[Extracted data entries]

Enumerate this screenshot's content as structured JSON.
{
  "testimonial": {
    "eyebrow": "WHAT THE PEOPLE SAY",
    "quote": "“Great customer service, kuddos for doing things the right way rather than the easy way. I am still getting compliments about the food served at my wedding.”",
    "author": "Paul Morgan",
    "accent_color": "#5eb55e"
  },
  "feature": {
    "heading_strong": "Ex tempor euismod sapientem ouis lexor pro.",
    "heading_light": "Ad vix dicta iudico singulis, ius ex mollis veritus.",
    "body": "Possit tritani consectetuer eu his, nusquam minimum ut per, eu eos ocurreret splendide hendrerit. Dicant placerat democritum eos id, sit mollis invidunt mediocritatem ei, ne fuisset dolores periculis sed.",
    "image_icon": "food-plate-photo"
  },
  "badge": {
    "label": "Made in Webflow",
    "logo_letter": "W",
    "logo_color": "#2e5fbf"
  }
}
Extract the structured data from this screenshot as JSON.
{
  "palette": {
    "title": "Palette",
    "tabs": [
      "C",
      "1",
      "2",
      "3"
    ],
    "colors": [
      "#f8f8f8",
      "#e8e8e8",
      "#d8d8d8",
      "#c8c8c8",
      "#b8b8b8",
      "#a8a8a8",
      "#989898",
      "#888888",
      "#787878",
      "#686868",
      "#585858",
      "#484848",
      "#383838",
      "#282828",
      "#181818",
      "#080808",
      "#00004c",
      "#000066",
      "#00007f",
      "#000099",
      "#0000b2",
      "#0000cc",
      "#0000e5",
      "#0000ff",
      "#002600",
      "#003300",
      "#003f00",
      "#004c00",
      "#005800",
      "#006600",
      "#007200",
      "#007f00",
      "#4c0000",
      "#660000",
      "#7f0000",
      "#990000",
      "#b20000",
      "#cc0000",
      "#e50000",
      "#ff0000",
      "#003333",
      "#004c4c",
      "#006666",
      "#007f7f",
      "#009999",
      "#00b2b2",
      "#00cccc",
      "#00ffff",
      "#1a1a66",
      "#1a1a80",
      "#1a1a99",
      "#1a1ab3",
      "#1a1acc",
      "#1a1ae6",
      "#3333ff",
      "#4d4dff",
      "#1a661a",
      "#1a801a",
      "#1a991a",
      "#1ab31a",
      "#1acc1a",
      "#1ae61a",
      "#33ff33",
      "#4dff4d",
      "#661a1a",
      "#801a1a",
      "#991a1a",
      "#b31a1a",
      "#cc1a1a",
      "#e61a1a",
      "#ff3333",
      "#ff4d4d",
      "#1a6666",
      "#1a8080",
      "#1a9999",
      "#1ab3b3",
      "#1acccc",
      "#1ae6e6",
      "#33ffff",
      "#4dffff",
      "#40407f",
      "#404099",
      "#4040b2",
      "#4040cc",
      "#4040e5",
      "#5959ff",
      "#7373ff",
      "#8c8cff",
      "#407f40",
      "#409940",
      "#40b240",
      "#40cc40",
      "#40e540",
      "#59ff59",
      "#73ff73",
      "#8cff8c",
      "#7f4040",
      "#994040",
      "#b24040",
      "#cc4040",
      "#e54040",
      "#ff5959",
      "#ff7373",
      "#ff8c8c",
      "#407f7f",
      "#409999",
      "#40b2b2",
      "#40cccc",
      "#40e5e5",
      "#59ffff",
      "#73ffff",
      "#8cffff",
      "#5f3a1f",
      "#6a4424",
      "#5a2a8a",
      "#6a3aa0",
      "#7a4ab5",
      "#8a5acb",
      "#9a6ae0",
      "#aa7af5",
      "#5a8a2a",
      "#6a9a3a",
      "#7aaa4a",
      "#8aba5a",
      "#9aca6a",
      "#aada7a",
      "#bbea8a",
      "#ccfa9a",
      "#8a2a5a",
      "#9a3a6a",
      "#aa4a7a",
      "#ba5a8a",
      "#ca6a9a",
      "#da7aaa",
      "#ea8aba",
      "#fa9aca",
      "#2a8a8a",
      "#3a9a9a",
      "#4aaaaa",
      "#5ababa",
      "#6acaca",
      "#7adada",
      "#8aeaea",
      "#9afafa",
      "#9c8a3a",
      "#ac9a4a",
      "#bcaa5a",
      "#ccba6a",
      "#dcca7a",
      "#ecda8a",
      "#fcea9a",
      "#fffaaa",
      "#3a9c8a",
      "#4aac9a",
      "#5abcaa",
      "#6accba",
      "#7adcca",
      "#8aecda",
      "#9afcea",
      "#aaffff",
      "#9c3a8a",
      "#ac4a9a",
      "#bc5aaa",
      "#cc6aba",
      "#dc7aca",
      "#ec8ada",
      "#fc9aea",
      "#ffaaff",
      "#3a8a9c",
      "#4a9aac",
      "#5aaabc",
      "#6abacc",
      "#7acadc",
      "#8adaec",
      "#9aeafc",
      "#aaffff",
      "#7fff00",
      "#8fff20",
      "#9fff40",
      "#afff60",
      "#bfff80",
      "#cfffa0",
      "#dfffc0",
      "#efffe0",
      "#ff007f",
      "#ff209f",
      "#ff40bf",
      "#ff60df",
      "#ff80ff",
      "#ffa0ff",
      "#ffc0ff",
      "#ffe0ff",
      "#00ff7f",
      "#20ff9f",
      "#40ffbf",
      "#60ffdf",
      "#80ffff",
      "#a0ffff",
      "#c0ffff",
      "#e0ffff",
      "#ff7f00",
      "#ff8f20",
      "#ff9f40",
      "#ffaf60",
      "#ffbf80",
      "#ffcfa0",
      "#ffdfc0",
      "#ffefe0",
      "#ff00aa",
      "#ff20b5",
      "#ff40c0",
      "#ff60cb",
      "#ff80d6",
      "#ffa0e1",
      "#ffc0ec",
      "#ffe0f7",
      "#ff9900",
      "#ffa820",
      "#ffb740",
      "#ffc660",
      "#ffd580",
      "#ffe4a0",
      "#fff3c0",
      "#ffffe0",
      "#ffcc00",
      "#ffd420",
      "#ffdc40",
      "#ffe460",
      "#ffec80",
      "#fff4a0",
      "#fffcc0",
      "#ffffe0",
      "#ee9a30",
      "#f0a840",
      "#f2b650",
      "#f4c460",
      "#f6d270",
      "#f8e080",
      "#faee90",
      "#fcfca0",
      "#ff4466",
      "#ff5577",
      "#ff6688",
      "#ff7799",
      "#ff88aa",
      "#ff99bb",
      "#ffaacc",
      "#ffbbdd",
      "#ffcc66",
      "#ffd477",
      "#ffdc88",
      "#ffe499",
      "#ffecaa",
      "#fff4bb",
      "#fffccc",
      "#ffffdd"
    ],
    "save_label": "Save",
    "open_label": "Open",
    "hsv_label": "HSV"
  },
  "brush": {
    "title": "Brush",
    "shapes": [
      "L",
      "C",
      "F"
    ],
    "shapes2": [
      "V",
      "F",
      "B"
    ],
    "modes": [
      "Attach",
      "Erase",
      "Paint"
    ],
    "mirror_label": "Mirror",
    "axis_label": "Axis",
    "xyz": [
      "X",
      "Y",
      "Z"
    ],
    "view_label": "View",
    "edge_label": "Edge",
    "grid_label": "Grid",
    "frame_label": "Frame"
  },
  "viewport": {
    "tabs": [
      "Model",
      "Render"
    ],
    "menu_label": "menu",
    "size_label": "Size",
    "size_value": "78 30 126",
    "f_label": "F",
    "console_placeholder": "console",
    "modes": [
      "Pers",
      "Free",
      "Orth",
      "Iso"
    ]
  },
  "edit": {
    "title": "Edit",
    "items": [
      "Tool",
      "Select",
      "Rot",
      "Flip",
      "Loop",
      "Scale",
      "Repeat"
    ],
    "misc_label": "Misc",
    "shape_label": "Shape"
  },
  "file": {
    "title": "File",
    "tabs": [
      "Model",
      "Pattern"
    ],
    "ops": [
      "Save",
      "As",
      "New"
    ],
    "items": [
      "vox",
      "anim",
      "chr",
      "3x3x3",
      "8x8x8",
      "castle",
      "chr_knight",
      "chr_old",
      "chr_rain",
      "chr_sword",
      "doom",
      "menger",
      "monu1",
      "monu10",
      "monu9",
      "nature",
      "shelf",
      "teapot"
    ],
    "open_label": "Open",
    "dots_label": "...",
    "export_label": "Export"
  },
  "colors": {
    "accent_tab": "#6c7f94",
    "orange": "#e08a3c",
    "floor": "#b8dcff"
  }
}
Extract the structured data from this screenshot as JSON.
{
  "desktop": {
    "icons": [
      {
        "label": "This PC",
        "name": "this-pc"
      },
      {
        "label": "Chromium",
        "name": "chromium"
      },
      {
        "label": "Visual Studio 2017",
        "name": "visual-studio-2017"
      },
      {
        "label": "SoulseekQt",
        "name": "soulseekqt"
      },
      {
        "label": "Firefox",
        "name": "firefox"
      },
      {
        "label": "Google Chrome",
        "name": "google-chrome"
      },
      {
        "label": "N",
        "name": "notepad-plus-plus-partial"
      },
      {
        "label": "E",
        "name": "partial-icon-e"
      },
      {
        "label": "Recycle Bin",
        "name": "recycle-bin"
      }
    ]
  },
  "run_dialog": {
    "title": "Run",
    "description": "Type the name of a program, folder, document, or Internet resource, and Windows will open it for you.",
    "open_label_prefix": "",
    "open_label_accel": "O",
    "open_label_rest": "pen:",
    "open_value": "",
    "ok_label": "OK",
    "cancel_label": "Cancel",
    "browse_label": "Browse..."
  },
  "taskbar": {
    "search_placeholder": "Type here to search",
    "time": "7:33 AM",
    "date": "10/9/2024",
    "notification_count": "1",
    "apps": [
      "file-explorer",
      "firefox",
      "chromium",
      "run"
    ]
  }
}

Given task
Using the entries above, return each line in which the word "name" occurs.

Result
        "name": "this-pc"
        "name": "chromium"
        "name": "visual-studio-2017"
        "name": "soulseekqt"
        "name": "firefox"
        "name": "google-chrome"
        "name": "notepad-plus-plus-partial"
        "name": "partial-icon-e"
        "name": "recycle-bin"
    "description": "Type the name of a program, folder, document, or Internet resource, and Windows will open it for you.",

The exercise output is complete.